Instruction: Reproduce the entries below in full, word for word.

Records shown:
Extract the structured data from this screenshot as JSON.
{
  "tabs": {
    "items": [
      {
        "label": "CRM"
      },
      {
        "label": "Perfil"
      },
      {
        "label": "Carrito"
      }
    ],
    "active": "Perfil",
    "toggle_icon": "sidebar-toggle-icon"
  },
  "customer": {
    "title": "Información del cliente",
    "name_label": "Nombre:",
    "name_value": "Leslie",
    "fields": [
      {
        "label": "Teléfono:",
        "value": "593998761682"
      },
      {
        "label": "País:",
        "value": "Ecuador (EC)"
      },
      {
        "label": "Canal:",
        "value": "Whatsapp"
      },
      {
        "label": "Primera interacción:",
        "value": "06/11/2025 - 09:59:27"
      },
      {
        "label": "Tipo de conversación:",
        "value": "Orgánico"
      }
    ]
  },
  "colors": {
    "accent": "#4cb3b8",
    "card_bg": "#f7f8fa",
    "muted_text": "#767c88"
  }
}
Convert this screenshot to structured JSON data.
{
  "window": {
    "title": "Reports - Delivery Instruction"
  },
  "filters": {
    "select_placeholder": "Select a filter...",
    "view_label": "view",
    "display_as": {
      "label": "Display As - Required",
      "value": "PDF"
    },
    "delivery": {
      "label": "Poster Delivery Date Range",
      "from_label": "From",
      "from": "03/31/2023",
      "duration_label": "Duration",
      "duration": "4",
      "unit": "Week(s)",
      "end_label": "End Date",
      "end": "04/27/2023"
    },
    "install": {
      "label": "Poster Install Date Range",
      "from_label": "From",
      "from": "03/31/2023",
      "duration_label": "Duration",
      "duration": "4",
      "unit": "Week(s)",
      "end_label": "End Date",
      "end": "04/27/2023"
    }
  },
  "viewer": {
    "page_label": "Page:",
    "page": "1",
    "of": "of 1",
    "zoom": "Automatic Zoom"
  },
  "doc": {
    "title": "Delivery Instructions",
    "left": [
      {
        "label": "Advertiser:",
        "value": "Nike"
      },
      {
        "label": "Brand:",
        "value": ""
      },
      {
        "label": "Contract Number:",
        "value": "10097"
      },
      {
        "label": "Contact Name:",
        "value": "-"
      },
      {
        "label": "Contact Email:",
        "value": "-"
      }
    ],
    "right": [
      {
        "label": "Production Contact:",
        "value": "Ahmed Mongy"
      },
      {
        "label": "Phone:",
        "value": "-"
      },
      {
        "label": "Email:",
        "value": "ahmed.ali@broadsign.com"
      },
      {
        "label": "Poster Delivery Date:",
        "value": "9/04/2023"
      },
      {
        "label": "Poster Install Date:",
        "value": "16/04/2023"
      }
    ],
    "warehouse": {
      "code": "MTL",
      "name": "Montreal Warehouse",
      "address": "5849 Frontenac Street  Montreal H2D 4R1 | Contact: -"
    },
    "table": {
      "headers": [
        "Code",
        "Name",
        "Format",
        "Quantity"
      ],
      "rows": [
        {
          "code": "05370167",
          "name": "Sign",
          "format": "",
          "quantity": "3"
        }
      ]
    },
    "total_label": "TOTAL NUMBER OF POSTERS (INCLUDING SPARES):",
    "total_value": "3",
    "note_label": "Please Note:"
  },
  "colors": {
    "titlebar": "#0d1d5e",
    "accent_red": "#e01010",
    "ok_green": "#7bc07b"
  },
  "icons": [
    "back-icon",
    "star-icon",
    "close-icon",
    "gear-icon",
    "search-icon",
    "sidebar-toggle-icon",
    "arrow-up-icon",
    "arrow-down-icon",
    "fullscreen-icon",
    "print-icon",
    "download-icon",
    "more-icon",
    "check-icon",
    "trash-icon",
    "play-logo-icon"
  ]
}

Solution:
Extract the structured data from this screenshot as JSON.
{
  "tabs": {
    "items": [
      {
        "label": "CRM"
      },
      {
        "label": "Perfil"
      },
      {
        "label": "Carrito"
      }
    ],
    "active": "Perfil",
    "toggle_icon": "sidebar-toggle-icon"
  },
  "customer": {
    "title": "Información del cliente",
    "name_label": "Nombre:",
    "name_value": "Leslie",
    "fields": [
      {
        "label": "Teléfono:",
        "value": "593998761682"
      },
      {
        "label": "País:",
        "value": "Ecuador (EC)"
      },
      {
        "label": "Canal:",
        "value": "Whatsapp"
      },
      {
        "label": "Primera interacción:",
        "value": "06/11/2025 - 09:59:27"
      },
      {
        "label": "Tipo de conversación:",
        "value": "Orgánico"
      }
    ]
  },
  "colors": {
    "accent": "#4cb3b8",
    "card_bg": "#f7f8fa",
    "muted_text": "#767c88"
  }
}
Convert this screenshot to structured JSON data.
{
  "window": {
    "title": "Reports - Delivery Instruction"
  },
  "filters": {
    "select_placeholder": "Select a filter...",
    "view_label": "view",
    "display_as": {
      "label": "Display As - Required",
      "value": "PDF"
    },
    "delivery": {
      "label": "Poster Delivery Date Range",
      "from_label": "From",
      "from": "03/31/2023",
      "duration_label": "Duration",
      "duration": "4",
      "unit": "Week(s)",
      "end_label": "End Date",
      "end": "04/27/2023"
    },
    "install": {
      "label": "Poster Install Date Range",
      "from_label": "From",
      "from": "03/31/2023",
      "duration_label": "Duration",
      "duration": "4",
      "unit": "Week(s)",
      "end_label": "End Date",
      "end": "04/27/2023"
    }
  },
  "viewer": {
    "page_label": "Page:",
    "page": "1",
    "of": "of 1",
    "zoom": "Automatic Zoom"
  },
  "doc": {
    "title": "Delivery Instructions",
    "left": [
      {
        "label": "Advertiser:",
        "value": "Nike"
      },
      {
        "label": "Brand:",
        "value": ""
      },
      {
        "label": "Contract Number:",
        "value": "10097"
      },
      {
        "label": "Contact Name:",
        "value": "-"
      },
      {
        "label": "Contact Email:",
        "value": "-"
      }
    ],
    "right": [
      {
        "label": "Production Contact:",
        "value": "Ahmed Mongy"
      },
      {
        "label": "Phone:",
        "value": "-"
      },
      {
        "label": "Email:",
        "value": "ahmed.ali@broadsign.com"
      },
      {
        "label": "Poster Delivery Date:",
        "value": "9/04/2023"
      },
      {
        "label": "Poster Install Date:",
        "value": "16/04/2023"
      }
    ],
    "warehouse": {
      "code": "MTL",
      "name": "Montreal Warehouse",
      "address": "5849 Frontenac Street  Montreal H2D 4R1 | Contact: -"
    },
    "table": {
      "headers": [
        "Code",
        "Name",
        "Format",
        "Quantity"
      ],
      "rows": [
        {
          "code": "05370167",
          "name": "Sign",
          "format": "",
          "quantity": "3"
        }
      ]
    },
    "total_label": "TOTAL NUMBER OF POSTERS (INCLUDING SPARES):",
    "total_value": "3",
    "note_label": "Please Note:"
  },
  "colors": {
    "titlebar": "#0d1d5e",
    "accent_red": "#e01010",
    "ok_green": "#7bc07b"
  },
  "icons": [
    "back-icon",
    "star-icon",
    "close-icon",
    "gear-icon",
    "search-icon",
    "sidebar-toggle-icon",
    "arrow-up-icon",
    "arrow-down-icon",
    "fullscreen-icon",
    "print-icon",
    "download-icon",
    "more-icon",
    "check-icon",
    "trash-icon",
    "play-logo-icon"
  ]
}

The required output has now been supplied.